■ **PROMPT**
Please transcribe the listing below in full and word for word, without its pictures.

── GIVEN RECORDS ──

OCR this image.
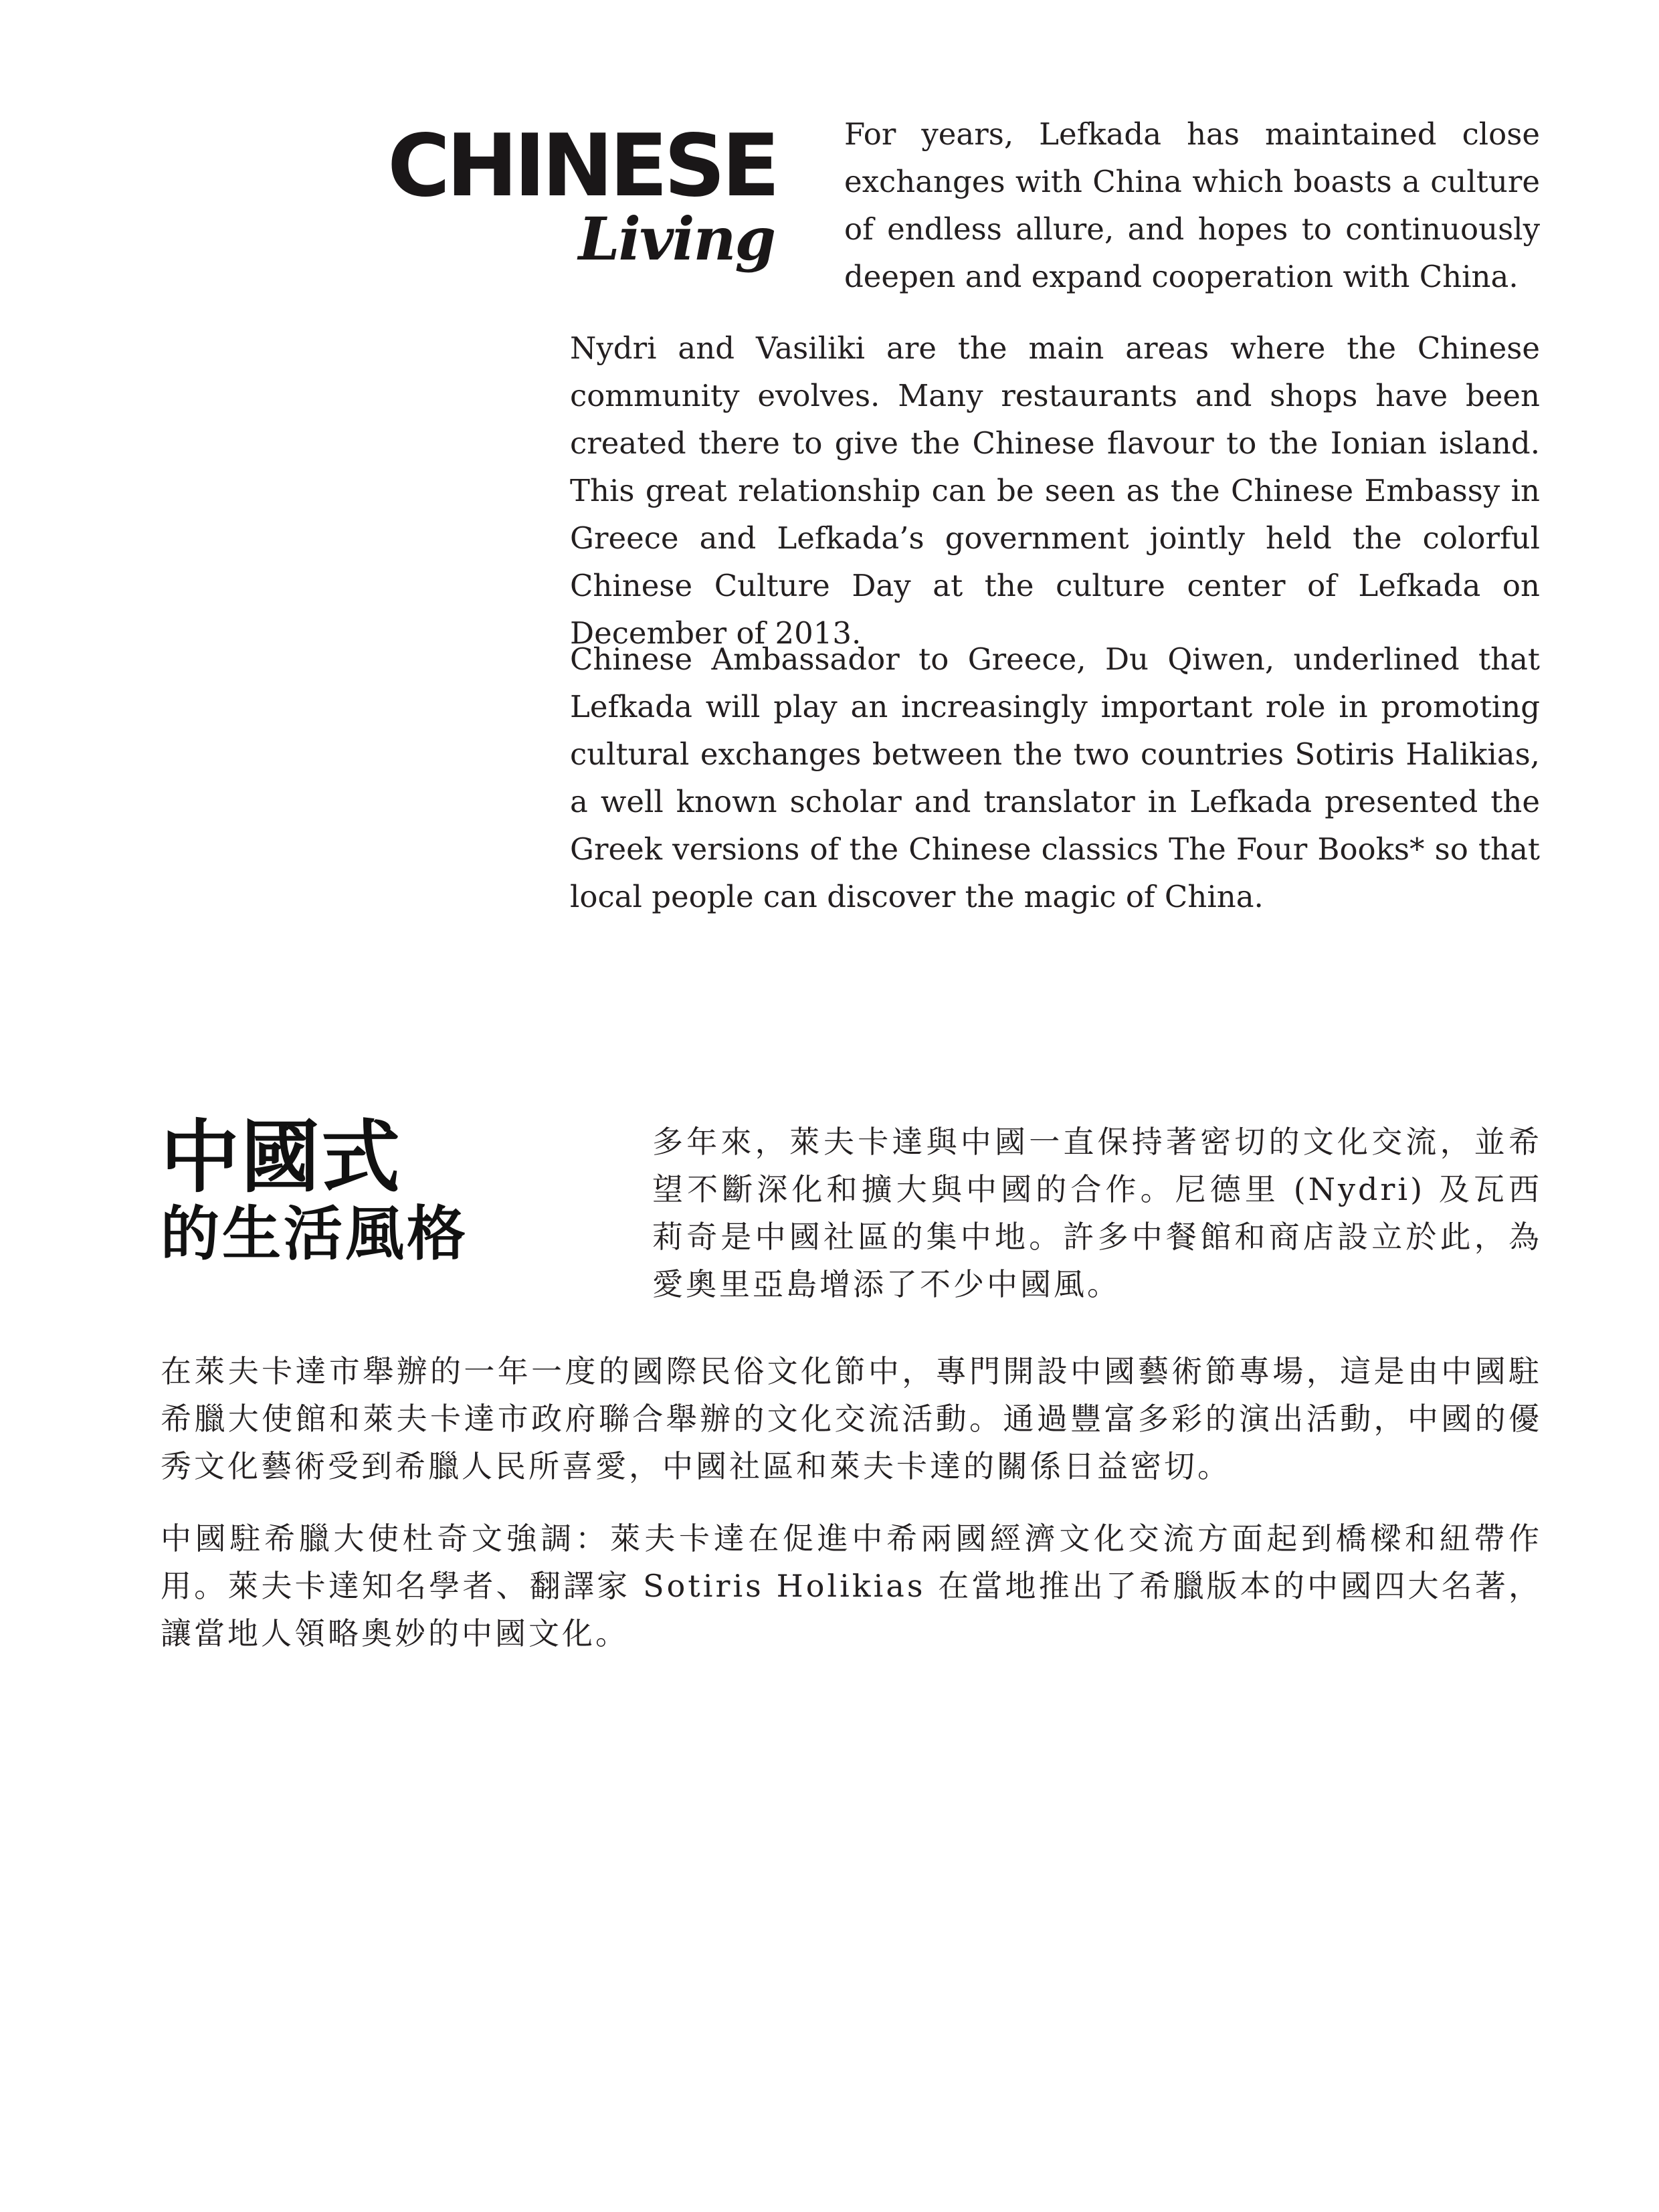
CHINESE
Living

For years, Lefkada has maintained close exchanges with China which boasts a culture of endless allure, and hopes to continuously deepen and expand cooperation with China.

Nydri and Vasiliki are the main areas where the Chinese community evolves. Many restaurants and shops have been created there to give the Chinese flavour to the Ionian island. This great relationship can be seen as the Chinese Embassy in Greece and Lefkada’s government jointly held the colorful Chinese Culture Day at the culture center of Lefkada on December of 2013.

Chinese Ambassador to Greece, Du Qiwen, underlined that Lefkada will play an increasingly important role in promoting cultural exchanges between the two countries Sotiris Halikias, a well known scholar and translator in Lefkada presented the Greek versions of the Chinese classics The Four Books* so that local people can discover the magic of China.

中國式
的生活風格

多年來，萊夫卡達與中國一直保持著密切的文化交流，並希望不斷深化和擴大與中國的合作。尼德里 (Nydri) 及瓦西莉奇是中國社區的集中地。許多中餐館和商店設立於此，為愛奧里亞島增添了不少中國風。

在萊夫卡達市舉辦的一年一度的國際民俗文化節中，專門開設中國藝術節專場，這是由中國駐希臘大使館和萊夫卡達市政府聯合舉辦的文化交流活動。通過豐富多彩的演出活動，中國的優秀文化藝術受到希臘人民所喜愛，中國社區和萊夫卡達的關係日益密切。

中國駐希臘大使杜奇文強調：萊夫卡達在促進中希兩國經濟文化交流方面起到橋樑和紐帶作用。萊夫卡達知名學者、翻譯家 Sotiris Holikias 在當地推出了希臘版本的中國四大名著，讓當地人領略奧妙的中國文化。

───

■ **ANSWER IN FULL**
OCR this image.
CHINESE
Living

For years, Lefkada has maintained close exchanges with China which boasts a culture of endless allure, and hopes to continuously deepen and expand cooperation with China.

Nydri and Vasiliki are the main areas where the Chinese community evolves. Many restaurants and shops have been created there to give the Chinese flavour to the Ionian island. This great relationship can be seen as the Chinese Embassy in Greece and Lefkada’s government jointly held the colorful Chinese Culture Day at the culture center of Lefkada on December of 2013.

Chinese Ambassador to Greece, Du Qiwen, underlined that Lefkada will play an increasingly important role in promoting cultural exchanges between the two countries Sotiris Halikias, a well known scholar and translator in Lefkada presented the Greek versions of the Chinese classics The Four Books* so that local people can discover the magic of China.

中國式
的生活風格

多年來，萊夫卡達與中國一直保持著密切的文化交流，並希望不斷深化和擴大與中國的合作。尼德里 (Nydri) 及瓦西莉奇是中國社區的集中地。許多中餐館和商店設立於此，為愛奧里亞島增添了不少中國風。

在萊夫卡達市舉辦的一年一度的國際民俗文化節中，專門開設中國藝術節專場，這是由中國駐希臘大使館和萊夫卡達市政府聯合舉辦的文化交流活動。通過豐富多彩的演出活動，中國的優秀文化藝術受到希臘人民所喜愛，中國社區和萊夫卡達的關係日益密切。

中國駐希臘大使杜奇文強調：萊夫卡達在促進中希兩國經濟文化交流方面起到橋樑和紐帶作用。萊夫卡達知名學者、翻譯家 Sotiris Holikias 在當地推出了希臘版本的中國四大名著，讓當地人領略奧妙的中國文化。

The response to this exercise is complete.